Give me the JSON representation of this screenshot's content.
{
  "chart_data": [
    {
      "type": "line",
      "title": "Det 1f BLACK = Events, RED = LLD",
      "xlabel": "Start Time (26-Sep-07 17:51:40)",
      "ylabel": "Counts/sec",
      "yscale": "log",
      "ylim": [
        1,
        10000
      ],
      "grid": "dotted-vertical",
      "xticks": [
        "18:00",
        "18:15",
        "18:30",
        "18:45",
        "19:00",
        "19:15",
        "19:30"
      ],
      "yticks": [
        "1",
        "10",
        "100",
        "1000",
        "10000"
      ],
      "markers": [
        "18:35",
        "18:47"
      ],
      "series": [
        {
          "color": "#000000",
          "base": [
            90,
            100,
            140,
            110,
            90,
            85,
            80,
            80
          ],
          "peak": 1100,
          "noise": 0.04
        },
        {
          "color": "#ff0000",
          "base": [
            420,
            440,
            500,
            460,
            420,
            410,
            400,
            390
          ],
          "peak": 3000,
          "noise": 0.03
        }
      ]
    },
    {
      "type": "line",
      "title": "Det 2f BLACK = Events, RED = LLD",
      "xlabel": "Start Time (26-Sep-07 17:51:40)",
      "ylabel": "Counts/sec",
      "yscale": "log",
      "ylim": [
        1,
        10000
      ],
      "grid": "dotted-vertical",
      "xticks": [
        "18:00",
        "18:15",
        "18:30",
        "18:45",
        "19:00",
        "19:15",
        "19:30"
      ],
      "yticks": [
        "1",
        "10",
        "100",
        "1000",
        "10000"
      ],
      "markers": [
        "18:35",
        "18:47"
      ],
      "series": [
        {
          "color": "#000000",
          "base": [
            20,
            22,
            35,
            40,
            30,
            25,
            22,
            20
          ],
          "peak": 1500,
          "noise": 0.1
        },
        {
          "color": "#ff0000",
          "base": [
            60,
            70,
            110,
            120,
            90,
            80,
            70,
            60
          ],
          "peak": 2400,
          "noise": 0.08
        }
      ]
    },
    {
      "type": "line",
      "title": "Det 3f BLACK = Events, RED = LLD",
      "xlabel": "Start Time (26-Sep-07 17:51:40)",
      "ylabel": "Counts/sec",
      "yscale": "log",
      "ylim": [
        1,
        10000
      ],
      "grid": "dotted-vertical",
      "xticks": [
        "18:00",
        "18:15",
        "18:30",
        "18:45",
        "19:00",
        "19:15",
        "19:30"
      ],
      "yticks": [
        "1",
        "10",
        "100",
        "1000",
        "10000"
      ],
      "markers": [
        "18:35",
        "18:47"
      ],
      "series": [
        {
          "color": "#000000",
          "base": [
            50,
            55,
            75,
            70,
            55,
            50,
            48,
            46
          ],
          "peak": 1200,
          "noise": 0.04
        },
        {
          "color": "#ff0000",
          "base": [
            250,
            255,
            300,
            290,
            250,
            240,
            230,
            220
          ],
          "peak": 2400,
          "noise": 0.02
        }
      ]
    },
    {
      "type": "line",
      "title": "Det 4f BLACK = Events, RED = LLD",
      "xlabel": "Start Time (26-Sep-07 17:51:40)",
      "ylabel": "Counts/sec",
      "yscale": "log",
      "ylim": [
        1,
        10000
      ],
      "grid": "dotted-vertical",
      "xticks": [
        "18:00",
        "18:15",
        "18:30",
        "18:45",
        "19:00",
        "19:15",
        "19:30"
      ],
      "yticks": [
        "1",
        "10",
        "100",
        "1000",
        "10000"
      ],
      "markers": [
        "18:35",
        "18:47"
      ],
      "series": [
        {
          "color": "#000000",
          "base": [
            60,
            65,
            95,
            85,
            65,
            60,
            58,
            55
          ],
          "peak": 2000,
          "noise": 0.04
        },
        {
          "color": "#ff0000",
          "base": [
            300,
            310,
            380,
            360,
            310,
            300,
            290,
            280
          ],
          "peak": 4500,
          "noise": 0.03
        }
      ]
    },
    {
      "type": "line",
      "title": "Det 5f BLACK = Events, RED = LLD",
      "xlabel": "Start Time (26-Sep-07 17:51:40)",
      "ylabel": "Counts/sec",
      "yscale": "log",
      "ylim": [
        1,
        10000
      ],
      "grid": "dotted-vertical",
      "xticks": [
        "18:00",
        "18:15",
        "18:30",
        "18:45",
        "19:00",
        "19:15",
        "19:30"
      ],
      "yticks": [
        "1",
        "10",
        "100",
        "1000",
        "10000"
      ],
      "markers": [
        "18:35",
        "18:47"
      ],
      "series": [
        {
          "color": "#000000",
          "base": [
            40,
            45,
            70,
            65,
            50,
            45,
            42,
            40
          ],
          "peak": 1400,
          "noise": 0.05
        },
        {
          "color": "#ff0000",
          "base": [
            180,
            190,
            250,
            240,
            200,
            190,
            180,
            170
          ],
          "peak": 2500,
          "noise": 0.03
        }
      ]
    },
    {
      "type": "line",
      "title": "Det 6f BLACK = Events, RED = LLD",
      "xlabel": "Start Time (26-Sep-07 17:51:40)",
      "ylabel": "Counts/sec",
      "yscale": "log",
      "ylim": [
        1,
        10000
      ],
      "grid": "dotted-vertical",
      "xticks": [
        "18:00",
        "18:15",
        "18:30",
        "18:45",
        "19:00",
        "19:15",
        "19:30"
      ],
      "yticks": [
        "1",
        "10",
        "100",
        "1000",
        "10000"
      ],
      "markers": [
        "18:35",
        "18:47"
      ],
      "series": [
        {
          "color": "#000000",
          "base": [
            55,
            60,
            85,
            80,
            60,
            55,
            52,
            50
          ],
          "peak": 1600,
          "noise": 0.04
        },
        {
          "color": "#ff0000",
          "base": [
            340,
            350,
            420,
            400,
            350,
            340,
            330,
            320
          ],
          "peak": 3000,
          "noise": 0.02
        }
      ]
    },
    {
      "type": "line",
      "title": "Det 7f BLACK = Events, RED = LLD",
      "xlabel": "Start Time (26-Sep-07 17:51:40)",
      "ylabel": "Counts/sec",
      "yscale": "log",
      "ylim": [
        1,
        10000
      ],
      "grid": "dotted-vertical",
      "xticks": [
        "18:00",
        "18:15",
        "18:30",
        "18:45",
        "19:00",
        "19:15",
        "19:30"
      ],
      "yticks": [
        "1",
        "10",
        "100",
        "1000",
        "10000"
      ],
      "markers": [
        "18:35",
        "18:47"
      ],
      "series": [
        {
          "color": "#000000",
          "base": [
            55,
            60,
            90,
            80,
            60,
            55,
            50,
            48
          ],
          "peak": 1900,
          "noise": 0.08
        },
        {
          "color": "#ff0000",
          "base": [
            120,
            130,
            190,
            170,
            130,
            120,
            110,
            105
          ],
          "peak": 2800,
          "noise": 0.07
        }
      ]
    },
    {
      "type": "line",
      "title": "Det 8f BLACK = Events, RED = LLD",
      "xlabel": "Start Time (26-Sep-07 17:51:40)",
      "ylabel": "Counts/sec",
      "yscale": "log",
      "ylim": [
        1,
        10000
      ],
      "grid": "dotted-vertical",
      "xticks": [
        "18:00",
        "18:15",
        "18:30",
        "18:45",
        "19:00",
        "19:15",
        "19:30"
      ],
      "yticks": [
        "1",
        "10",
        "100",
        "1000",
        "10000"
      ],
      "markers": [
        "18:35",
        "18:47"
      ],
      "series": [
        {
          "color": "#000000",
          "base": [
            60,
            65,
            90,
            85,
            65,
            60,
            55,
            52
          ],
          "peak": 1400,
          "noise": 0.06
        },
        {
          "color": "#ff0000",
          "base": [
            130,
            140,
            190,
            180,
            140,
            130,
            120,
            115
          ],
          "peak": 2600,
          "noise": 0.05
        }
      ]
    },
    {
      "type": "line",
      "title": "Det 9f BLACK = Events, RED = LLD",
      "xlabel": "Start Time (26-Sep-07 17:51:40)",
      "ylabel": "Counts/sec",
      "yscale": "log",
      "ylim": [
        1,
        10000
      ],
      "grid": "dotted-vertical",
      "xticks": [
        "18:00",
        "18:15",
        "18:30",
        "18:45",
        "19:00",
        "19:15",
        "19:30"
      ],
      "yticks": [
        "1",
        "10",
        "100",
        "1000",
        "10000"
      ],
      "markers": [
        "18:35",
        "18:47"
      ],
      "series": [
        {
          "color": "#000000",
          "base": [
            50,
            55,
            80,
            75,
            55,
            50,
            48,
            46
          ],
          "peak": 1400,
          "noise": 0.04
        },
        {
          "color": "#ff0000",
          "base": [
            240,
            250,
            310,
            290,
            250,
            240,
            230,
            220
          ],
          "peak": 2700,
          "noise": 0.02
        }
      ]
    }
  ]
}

┄┄┄┄┄┄┄┄┄┄┄┄┄┄┄┄┄┄┄┄

Required task:
Out of the records, collect only those lines that contain the string "title".

The reply:
      "title": "Det 1f BLACK = Events, RED = LLD",
      "title": "Det 2f BLACK = Events, RED = LLD",
      "title": "Det 3f BLACK = Events, RED = LLD",
      "title": "Det 4f BLACK = Events, RED = LLD",
      "title": "Det 5f BLACK = Events, RED = LLD",
      "title": "Det 6f BLACK = Events, RED = LLD",
      "title": "Det 7f BLACK = Events, RED = LLD",
      "title": "Det 8f BLACK = Events, RED = LLD",
      "title": "Det 9f BLACK = Events, RED = LLD",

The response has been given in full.